Dmitry Olshansky <dmitry.olsh gmail.com> writes:

On 08.04.2012 18:18, H. S. Teoh wrote:
[snip]
 1. Every time a function is generated (or pretty much any symbol)
 not only a size calculated but also a checksum* of it's data.
 (If we go for link-time optimization we should find a place to stick
 it to in the object file)

 We'd have to make sure the checksum doesn't end up in the final
 executable though, otherwise the bloat may negate any gains we've made.

Easy the symbol size is in object file (obviously) but it surely not 
present in the executable. If I worth anything legacy formats have a 
plenty of slack space reserved for future. Nwo is the future :)
[snip]
 3. After any function was generated compiler checks an entry in the
 duplicate table that matches size, followed by matching checksum and
 only then (if required) doing a straight memcmp. If it happens that
 there is a match compiler just throws generated code away and
 _aliases_ it's symbol to that of a matched entry.

**WORK INSTRUCTIONS**
**A.** Write out everything in the thread on merging duplicate functions from "On 08.04.2012 18:18, H." down to "the object file)".
**B.** Pick up the thread on merging duplicate functions after its last sentence and keep writing.

**MATERIAL**
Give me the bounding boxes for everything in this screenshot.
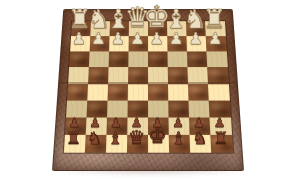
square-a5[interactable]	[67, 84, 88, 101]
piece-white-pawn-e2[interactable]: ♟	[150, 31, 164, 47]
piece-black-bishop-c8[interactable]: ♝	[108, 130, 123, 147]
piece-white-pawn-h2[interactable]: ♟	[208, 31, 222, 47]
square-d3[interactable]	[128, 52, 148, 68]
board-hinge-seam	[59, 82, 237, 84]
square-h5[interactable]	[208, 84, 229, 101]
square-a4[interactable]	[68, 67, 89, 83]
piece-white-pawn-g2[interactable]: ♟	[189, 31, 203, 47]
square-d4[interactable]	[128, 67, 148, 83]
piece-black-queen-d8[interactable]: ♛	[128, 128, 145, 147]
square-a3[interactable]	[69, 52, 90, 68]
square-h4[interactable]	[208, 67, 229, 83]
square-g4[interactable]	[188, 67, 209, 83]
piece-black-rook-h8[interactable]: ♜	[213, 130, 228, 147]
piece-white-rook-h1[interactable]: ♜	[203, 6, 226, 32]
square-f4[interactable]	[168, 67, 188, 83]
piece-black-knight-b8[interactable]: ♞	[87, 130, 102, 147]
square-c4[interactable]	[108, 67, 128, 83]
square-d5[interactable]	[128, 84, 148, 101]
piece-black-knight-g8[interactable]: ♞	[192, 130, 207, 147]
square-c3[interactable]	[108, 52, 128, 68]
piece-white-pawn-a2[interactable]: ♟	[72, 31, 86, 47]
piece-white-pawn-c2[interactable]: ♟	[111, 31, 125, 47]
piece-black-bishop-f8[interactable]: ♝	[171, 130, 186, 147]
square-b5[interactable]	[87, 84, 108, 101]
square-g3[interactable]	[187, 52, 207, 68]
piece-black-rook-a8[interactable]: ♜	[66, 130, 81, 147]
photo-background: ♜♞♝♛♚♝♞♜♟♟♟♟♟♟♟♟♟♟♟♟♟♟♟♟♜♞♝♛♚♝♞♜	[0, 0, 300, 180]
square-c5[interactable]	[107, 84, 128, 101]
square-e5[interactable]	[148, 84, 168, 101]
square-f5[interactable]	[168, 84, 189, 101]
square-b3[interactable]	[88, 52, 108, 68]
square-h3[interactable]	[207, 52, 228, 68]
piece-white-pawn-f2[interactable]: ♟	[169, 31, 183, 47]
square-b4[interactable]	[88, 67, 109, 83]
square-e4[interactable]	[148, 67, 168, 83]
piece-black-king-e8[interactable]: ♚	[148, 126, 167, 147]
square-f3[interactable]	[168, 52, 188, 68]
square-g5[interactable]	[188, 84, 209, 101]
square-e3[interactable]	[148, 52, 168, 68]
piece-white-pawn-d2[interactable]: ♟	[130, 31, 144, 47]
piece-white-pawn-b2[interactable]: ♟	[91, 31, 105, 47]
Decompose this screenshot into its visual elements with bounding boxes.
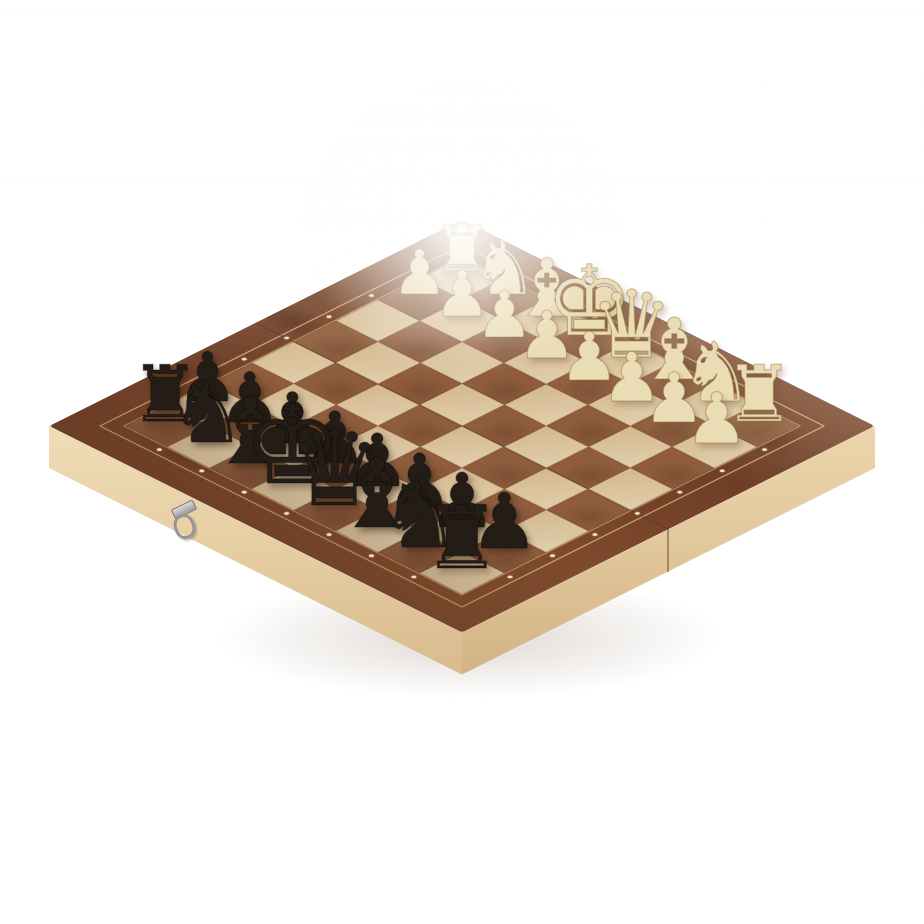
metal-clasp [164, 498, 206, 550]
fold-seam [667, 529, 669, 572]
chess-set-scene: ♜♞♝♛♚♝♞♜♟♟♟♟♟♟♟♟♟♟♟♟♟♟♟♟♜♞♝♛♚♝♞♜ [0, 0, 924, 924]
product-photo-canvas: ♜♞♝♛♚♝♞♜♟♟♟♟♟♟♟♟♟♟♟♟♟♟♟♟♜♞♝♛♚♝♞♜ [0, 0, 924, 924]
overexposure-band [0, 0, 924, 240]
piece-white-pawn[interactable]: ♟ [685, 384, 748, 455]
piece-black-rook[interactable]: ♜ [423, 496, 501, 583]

==

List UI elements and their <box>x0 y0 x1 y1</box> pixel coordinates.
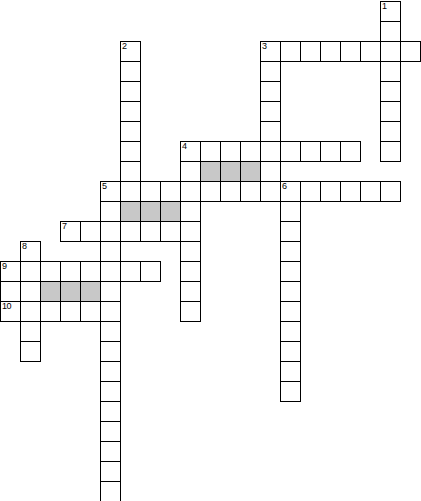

**ANSWERS PROVIDED**
**A.**
On 08.04.2012 18:18, H. S. Teoh wrote:
[snip]
 1. Every time a function is generated (or pretty much any symbol)
 not only a size calculated but also a checksum* of it's data.
 (If we go for link-time optimization we should find a place to stick
 it to in the object file)

**B.**
 (so there has to be an alias table if there isn't one already)

 I think you don't even need an alias table; IIRC the OS dynamic linker
 can easily handle symbols that have the same value (i.e. that point to
 the same place). All you have to do is to change the value of the
 duplicated symbols so that they all point to the same address.

Nice to know.
 [...]
 Applicability:
 It's not only const-immutable bloat, it can be alleviated with
 inout. Yet there are plenty of places the exact same code is being
 generated: e.g. sealed containers of int vs uint, std.find on
 dchar[] vs uint[]/int[] an so on.
 In general, the coarse grained parametrization is the root of all
 evil and it is inevitable since we are just humans after all.

 I'm not sure I understand the last sentence there, but duplicate code
 elimination is definitely a big plus. It will also mean that we can use
 templates more freely without having to worry about template bloat.

It's easy - define a template on type T. Code it up.
Now how many times you did consider that e.g. you can parametrize on the 
size of the type instead of the type itself? I'm making a point that 
it's almost always the case with sealed containers of PODs for instance.
(now multiply the argument for total number of parameters)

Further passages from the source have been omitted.